= Excerpted data =
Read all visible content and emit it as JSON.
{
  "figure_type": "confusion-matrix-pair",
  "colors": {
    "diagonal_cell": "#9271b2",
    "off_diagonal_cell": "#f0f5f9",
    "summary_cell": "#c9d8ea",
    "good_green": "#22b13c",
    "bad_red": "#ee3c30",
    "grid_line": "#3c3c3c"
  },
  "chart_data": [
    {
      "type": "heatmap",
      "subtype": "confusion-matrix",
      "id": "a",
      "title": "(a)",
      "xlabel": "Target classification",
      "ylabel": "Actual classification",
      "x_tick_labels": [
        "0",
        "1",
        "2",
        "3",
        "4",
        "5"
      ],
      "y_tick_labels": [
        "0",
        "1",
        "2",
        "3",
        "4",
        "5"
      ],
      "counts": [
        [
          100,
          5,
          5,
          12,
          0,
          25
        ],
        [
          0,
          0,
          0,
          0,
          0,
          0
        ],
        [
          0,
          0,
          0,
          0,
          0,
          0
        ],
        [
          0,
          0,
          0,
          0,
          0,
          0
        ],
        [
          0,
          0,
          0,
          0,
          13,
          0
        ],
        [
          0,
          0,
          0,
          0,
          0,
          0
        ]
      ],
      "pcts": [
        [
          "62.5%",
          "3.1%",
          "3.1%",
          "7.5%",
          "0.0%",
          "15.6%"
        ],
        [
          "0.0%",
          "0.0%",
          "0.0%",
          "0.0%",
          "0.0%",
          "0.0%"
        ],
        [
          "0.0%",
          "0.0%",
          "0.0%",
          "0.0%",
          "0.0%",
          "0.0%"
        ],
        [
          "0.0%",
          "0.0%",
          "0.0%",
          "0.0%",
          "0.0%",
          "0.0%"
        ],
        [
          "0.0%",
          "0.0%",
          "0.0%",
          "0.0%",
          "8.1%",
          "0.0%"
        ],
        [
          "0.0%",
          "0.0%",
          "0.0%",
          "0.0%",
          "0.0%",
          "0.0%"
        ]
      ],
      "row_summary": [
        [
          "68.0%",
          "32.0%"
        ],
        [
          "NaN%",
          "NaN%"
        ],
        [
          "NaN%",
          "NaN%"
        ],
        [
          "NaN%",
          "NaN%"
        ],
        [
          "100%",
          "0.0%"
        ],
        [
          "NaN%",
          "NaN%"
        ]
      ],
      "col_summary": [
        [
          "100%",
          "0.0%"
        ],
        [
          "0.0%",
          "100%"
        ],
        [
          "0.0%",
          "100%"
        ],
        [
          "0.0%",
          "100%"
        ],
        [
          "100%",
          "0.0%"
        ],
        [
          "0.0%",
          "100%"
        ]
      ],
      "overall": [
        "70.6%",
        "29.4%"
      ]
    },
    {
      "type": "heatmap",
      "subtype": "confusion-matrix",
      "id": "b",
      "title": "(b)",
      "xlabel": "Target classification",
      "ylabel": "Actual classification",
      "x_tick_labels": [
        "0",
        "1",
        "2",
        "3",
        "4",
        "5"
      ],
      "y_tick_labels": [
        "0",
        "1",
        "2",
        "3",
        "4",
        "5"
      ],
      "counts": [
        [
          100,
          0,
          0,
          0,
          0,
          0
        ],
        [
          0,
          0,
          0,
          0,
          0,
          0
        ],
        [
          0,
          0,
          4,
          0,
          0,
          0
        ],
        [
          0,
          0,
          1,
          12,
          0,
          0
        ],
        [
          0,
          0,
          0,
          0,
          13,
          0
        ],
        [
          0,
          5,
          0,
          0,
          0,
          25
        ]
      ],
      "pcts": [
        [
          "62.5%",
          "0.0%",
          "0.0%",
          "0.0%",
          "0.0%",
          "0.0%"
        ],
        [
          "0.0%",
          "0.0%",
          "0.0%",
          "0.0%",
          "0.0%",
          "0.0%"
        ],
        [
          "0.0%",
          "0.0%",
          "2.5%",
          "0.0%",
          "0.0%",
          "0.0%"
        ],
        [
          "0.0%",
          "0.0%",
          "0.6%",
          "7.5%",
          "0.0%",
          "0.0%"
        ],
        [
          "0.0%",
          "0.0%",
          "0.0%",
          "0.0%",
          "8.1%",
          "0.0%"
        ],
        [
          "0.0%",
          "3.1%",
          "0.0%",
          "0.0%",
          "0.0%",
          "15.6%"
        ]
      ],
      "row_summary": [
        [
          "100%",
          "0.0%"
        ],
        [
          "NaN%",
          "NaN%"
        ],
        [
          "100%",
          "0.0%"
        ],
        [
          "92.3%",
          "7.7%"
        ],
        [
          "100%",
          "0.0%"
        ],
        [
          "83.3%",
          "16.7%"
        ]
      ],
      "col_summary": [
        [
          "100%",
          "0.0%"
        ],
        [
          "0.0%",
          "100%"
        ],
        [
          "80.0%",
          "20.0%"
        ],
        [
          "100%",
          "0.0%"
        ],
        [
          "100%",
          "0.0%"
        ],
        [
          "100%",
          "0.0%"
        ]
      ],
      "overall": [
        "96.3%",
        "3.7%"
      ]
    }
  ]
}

= Task prompt =
Write out every entry verbatim.

= Exercise solution =
Read all visible content and emit it as JSON.
{
  "figure_type": "confusion-matrix-pair",
  "colors": {
    "diagonal_cell": "#9271b2",
    "off_diagonal_cell": "#f0f5f9",
    "summary_cell": "#c9d8ea",
    "good_green": "#22b13c",
    "bad_red": "#ee3c30",
    "grid_line": "#3c3c3c"
  },
  "chart_data": [
    {
      "type": "heatmap",
      "subtype": "confusion-matrix",
      "id": "a",
      "title": "(a)",
      "xlabel": "Target classification",
      "ylabel": "Actual classification",
      "x_tick_labels": [
        "0",
        "1",
        "2",
        "3",
        "4",
        "5"
      ],
      "y_tick_labels": [
        "0",
        "1",
        "2",
        "3",
        "4",
        "5"
      ],
      "counts": [
        [
          100,
          5,
          5,
          12,
          0,
          25
        ],
        [
          0,
          0,
          0,
          0,
          0,
          0
        ],
        [
          0,
          0,
          0,
          0,
          0,
          0
        ],
        [
          0,
          0,
          0,
          0,
          0,
          0
        ],
        [
          0,
          0,
          0,
          0,
          13,
          0
        ],
        [
          0,
          0,
          0,
          0,
          0,
          0
        ]
      ],
      "pcts": [
        [
          "62.5%",
          "3.1%",
          "3.1%",
          "7.5%",
          "0.0%",
          "15.6%"
        ],
        [
          "0.0%",
          "0.0%",
          "0.0%",
          "0.0%",
          "0.0%",
          "0.0%"
        ],
        [
          "0.0%",
          "0.0%",
          "0.0%",
          "0.0%",
          "0.0%",
          "0.0%"
        ],
        [
          "0.0%",
          "0.0%",
          "0.0%",
          "0.0%",
          "0.0%",
          "0.0%"
        ],
        [
          "0.0%",
          "0.0%",
          "0.0%",
          "0.0%",
          "8.1%",
          "0.0%"
        ],
        [
          "0.0%",
          "0.0%",
          "0.0%",
          "0.0%",
          "0.0%",
          "0.0%"
        ]
      ],
      "row_summary": [
        [
          "68.0%",
          "32.0%"
        ],
        [
          "NaN%",
          "NaN%"
        ],
        [
          "NaN%",
          "NaN%"
        ],
        [
          "NaN%",
          "NaN%"
        ],
        [
          "100%",
          "0.0%"
        ],
        [
          "NaN%",
          "NaN%"
        ]
      ],
      "col_summary": [
        [
          "100%",
          "0.0%"
        ],
        [
          "0.0%",
          "100%"
        ],
        [
          "0.0%",
          "100%"
        ],
        [
          "0.0%",
          "100%"
        ],
        [
          "100%",
          "0.0%"
        ],
        [
          "0.0%",
          "100%"
        ]
      ],
      "overall": [
        "70.6%",
        "29.4%"
      ]
    },
    {
      "type": "heatmap",
      "subtype": "confusion-matrix",
      "id": "b",
      "title": "(b)",
      "xlabel": "Target classification",
      "ylabel": "Actual classification",
      "x_tick_labels": [
        "0",
        "1",
        "2",
        "3",
        "4",
        "5"
      ],
      "y_tick_labels": [
        "0",
        "1",
        "2",
        "3",
        "4",
        "5"
      ],
      "counts": [
        [
          100,
          0,
          0,
          0,
          0,
          0
        ],
        [
          0,
          0,
          0,
          0,
          0,
          0
        ],
        [
          0,
          0,
          4,
          0,
          0,
          0
        ],
        [
          0,
          0,
          1,
          12,
          0,
          0
        ],
        [
          0,
          0,
          0,
          0,
          13,
          0
        ],
        [
          0,
          5,
          0,
          0,
          0,
          25
        ]
      ],
      "pcts": [
        [
          "62.5%",
          "0.0%",
          "0.0%",
          "0.0%",
          "0.0%",
          "0.0%"
        ],
        [
          "0.0%",
          "0.0%",
          "0.0%",
          "0.0%",
          "0.0%",
          "0.0%"
        ],
        [
          "0.0%",
          "0.0%",
          "2.5%",
          "0.0%",
          "0.0%",
          "0.0%"
        ],
        [
          "0.0%",
          "0.0%",
          "0.6%",
          "7.5%",
          "0.0%",
          "0.0%"
        ],
        [
          "0.0%",
          "0.0%",
          "0.0%",
          "0.0%",
          "8.1%",
          "0.0%"
        ],
        [
          "0.0%",
          "3.1%",
          "0.0%",
          "0.0%",
          "0.0%",
          "15.6%"
        ]
      ],
      "row_summary": [
        [
          "100%",
          "0.0%"
        ],
        [
          "NaN%",
          "NaN%"
        ],
        [
          "100%",
          "0.0%"
        ],
        [
          "92.3%",
          "7.7%"
        ],
        [
          "100%",
          "0.0%"
        ],
        [
          "83.3%",
          "16.7%"
        ]
      ],
      "col_summary": [
        [
          "100%",
          "0.0%"
        ],
        [
          "0.0%",
          "100%"
        ],
        [
          "80.0%",
          "20.0%"
        ],
        [
          "100%",
          "0.0%"
        ],
        [
          "100%",
          "0.0%"
        ],
        [
          "100%",
          "0.0%"
        ]
      ],
      "overall": [
        "96.3%",
        "3.7%"
      ]
    }
  ]
}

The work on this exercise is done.